» **PROBLEM STATEMENT**:
Copy the records below exactly as they are written.

— Begin —

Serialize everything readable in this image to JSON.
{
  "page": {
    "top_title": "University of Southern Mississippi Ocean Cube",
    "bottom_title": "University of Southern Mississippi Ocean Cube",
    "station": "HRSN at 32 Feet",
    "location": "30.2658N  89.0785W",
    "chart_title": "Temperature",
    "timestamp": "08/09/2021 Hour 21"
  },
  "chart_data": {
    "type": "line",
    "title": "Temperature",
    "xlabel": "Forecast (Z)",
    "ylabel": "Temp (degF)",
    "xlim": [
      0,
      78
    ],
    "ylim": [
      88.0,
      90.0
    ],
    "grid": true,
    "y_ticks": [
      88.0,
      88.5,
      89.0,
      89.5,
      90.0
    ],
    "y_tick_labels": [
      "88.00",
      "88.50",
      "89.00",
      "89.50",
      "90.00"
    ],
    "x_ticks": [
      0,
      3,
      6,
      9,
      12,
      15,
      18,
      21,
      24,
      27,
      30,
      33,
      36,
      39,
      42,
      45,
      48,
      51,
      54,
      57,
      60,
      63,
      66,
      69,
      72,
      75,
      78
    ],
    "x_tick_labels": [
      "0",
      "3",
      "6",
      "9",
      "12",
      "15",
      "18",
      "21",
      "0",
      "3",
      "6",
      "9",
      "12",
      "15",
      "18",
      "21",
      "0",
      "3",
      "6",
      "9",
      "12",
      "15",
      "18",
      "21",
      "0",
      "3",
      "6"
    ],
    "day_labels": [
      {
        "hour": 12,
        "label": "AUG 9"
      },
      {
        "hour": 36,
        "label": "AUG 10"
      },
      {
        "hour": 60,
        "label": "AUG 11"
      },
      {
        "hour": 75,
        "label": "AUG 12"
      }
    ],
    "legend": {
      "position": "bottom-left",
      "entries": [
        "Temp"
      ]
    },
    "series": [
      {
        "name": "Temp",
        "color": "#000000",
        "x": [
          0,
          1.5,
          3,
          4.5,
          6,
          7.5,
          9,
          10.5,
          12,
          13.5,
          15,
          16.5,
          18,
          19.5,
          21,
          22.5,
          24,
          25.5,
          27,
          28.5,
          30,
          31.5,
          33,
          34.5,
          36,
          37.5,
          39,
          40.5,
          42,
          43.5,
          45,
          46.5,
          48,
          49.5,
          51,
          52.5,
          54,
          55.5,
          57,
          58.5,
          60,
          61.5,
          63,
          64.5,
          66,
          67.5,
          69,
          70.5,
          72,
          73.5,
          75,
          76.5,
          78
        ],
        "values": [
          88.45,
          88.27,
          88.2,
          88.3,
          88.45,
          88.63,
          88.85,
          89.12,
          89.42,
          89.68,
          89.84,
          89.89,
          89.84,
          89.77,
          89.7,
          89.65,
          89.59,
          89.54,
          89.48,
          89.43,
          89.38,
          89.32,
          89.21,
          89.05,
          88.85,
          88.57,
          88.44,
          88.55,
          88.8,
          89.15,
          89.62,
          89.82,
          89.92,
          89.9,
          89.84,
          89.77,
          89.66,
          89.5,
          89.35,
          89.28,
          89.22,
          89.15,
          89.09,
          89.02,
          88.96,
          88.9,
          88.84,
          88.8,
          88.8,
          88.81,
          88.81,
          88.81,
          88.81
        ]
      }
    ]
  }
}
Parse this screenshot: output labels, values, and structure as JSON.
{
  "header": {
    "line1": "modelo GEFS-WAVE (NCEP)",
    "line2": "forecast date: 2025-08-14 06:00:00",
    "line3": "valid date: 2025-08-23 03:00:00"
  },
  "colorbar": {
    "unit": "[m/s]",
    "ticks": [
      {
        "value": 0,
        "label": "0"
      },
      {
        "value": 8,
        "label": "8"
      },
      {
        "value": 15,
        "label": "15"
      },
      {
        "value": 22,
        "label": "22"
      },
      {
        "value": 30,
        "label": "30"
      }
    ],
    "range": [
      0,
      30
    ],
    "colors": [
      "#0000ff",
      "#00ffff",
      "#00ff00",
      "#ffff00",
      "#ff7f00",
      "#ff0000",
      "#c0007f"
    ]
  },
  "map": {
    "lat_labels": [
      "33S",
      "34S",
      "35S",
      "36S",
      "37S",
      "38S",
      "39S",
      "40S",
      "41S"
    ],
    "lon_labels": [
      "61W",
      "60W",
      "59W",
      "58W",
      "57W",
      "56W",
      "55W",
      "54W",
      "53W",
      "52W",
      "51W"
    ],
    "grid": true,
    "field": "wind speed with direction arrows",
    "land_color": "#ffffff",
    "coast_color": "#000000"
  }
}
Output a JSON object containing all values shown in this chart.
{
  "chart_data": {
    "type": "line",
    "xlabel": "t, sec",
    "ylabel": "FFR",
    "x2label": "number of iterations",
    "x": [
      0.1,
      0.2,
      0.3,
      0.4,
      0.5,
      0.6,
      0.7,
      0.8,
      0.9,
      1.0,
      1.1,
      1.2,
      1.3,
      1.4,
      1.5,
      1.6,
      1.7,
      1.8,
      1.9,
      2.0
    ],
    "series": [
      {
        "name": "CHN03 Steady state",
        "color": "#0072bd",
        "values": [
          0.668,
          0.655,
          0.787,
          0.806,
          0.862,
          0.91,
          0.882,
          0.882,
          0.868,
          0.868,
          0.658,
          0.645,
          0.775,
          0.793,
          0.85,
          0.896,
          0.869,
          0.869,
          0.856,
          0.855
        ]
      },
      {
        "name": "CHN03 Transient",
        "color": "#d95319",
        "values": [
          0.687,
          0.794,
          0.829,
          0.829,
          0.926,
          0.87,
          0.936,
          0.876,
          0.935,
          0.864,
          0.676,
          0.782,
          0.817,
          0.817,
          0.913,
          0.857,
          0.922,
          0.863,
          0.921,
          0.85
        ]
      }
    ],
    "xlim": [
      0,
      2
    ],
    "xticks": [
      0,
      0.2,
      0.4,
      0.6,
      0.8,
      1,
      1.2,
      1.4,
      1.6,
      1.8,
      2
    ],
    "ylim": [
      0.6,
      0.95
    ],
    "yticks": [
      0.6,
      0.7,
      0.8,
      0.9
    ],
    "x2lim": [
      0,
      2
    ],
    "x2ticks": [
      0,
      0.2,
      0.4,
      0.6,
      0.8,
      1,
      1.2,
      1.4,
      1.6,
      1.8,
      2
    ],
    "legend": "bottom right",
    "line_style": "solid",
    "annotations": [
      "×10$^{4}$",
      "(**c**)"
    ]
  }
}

— End —

» **PROBLEM SOLUTION**:
Serialize everything readable in this image to JSON.
{
  "page": {
    "top_title": "University of Southern Mississippi Ocean Cube",
    "bottom_title": "University of Southern Mississippi Ocean Cube",
    "station": "HRSN at 32 Feet",
    "location": "30.2658N  89.0785W",
    "chart_title": "Temperature",
    "timestamp": "08/09/2021 Hour 21"
  },
  "chart_data": {
    "type": "line",
    "title": "Temperature",
    "xlabel": "Forecast (Z)",
    "ylabel": "Temp (degF)",
    "xlim": [
      0,
      78
    ],
    "ylim": [
      88.0,
      90.0
    ],
    "grid": true,
    "y_ticks": [
      88.0,
      88.5,
      89.0,
      89.5,
      90.0
    ],
    "y_tick_labels": [
      "88.00",
      "88.50",
      "89.00",
      "89.50",
      "90.00"
    ],
    "x_ticks": [
      0,
      3,
      6,
      9,
      12,
      15,
      18,
      21,
      24,
      27,
      30,
      33,
      36,
      39,
      42,
      45,
      48,
      51,
      54,
      57,
      60,
      63,
      66,
      69,
      72,
      75,
      78
    ],
    "x_tick_labels": [
      "0",
      "3",
      "6",
      "9",
      "12",
      "15",
      "18",
      "21",
      "0",
      "3",
      "6",
      "9",
      "12",
      "15",
      "18",
      "21",
      "0",
      "3",
      "6",
      "9",
      "12",
      "15",
      "18",
      "21",
      "0",
      "3",
      "6"
    ],
    "day_labels": [
      {
        "hour": 12,
        "label": "AUG 9"
      },
      {
        "hour": 36,
        "label": "AUG 10"
      },
      {
        "hour": 60,
        "label": "AUG 11"
      },
      {
        "hour": 75,
        "label": "AUG 12"
      }
    ],
    "legend": {
      "position": "bottom-left",
      "entries": [
        "Temp"
      ]
    },
    "series": [
      {
        "name": "Temp",
        "color": "#000000",
        "x": [
          0,
          1.5,
          3,
          4.5,
          6,
          7.5,
          9,
          10.5,
          12,
          13.5,
          15,
          16.5,
          18,
          19.5,
          21,
          22.5,
          24,
          25.5,
          27,
          28.5,
          30,
          31.5,
          33,
          34.5,
          36,
          37.5,
          39,
          40.5,
          42,
          43.5,
          45,
          46.5,
          48,
          49.5,
          51,
          52.5,
          54,
          55.5,
          57,
          58.5,
          60,
          61.5,
          63,
          64.5,
          66,
          67.5,
          69,
          70.5,
          72,
          73.5,
          75,
          76.5,
          78
        ],
        "values": [
          88.45,
          88.27,
          88.2,
          88.3,
          88.45,
          88.63,
          88.85,
          89.12,
          89.42,
          89.68,
          89.84,
          89.89,
          89.84,
          89.77,
          89.7,
          89.65,
          89.59,
          89.54,
          89.48,
          89.43,
          89.38,
          89.32,
          89.21,
          89.05,
          88.85,
          88.57,
          88.44,
          88.55,
          88.8,
          89.15,
          89.62,
          89.82,
          89.92,
          89.9,
          89.84,
          89.77,
          89.66,
          89.5,
          89.35,
          89.28,
          89.22,
          89.15,
          89.09,
          89.02,
          88.96,
          88.9,
          88.84,
          88.8,
          88.8,
          88.81,
          88.81,
          88.81,
          88.81
        ]
      }
    ]
  }
}
Parse this screenshot: output labels, values, and structure as JSON.
{
  "header": {
    "line1": "modelo GEFS-WAVE (NCEP)",
    "line2": "forecast date: 2025-08-14 06:00:00",
    "line3": "valid date: 2025-08-23 03:00:00"
  },
  "colorbar": {
    "unit": "[m/s]",
    "ticks": [
      {
        "value": 0,
        "label": "0"
      },
      {
        "value": 8,
        "label": "8"
      },
      {
        "value": 15,
        "label": "15"
      },
      {
        "value": 22,
        "label": "22"
      },
      {
        "value": 30,
        "label": "30"
      }
    ],
    "range": [
      0,
      30
    ],
    "colors": [
      "#0000ff",
      "#00ffff",
      "#00ff00",
      "#ffff00",
      "#ff7f00",
      "#ff0000",
      "#c0007f"
    ]
  },
  "map": {
    "lat_labels": [
      "33S",
      "34S",
      "35S",
      "36S",
      "37S",
      "38S",
      "39S",
      "40S",
      "41S"
    ],
    "lon_labels": [
      "61W",
      "60W",
      "59W",
      "58W",
      "57W",
      "56W",
      "55W",
      "54W",
      "53W",
      "52W",
      "51W"
    ],
    "grid": true,
    "field": "wind speed with direction arrows",
    "land_color": "#ffffff",
    "coast_color": "#000000"
  }
}
Output a JSON object containing all values shown in this chart.
{
  "chart_data": {
    "type": "line",
    "xlabel": "t, sec",
    "ylabel": "FFR",
    "x2label": "number of iterations",
    "x": [
      0.1,
      0.2,
      0.3,
      0.4,
      0.5,
      0.6,
      0.7,
      0.8,
      0.9,
      1.0,
      1.1,
      1.2,
      1.3,
      1.4,
      1.5,
      1.6,
      1.7,
      1.8,
      1.9,
      2.0
    ],
    "series": [
      {
        "name": "CHN03 Steady state",
        "color": "#0072bd",
        "values": [
          0.668,
          0.655,
          0.787,
          0.806,
          0.862,
          0.91,
          0.882,
          0.882,
          0.868,
          0.868,
          0.658,
          0.645,
          0.775,
          0.793,
          0.85,
          0.896,
          0.869,
          0.869,
          0.856,
          0.855
        ]
      },
      {
        "name": "CHN03 Transient",
        "color": "#d95319",
        "values": [
          0.687,
          0.794,
          0.829,
          0.829,
          0.926,
          0.87,
          0.936,
          0.876,
          0.935,
          0.864,
          0.676,
          0.782,
          0.817,
          0.817,
          0.913,
          0.857,
          0.922,
          0.863,
          0.921,
          0.85
        ]
      }
    ],
    "xlim": [
      0,
      2
    ],
    "xticks": [
      0,
      0.2,
      0.4,
      0.6,
      0.8,
      1,
      1.2,
      1.4,
      1.6,
      1.8,
      2
    ],
    "ylim": [
      0.6,
      0.95
    ],
    "yticks": [
      0.6,
      0.7,
      0.8,
      0.9
    ],
    "x2lim": [
      0,
      2
    ],
    "x2ticks": [
      0,
      0.2,
      0.4,
      0.6,
      0.8,
      1,
      1.2,
      1.4,
      1.6,
      1.8,
      2
    ],
    "legend": "bottom right",
    "line_style": "solid",
    "annotations": [
      "×10$^{4}$",
      "(**c**)"
    ]
  }
}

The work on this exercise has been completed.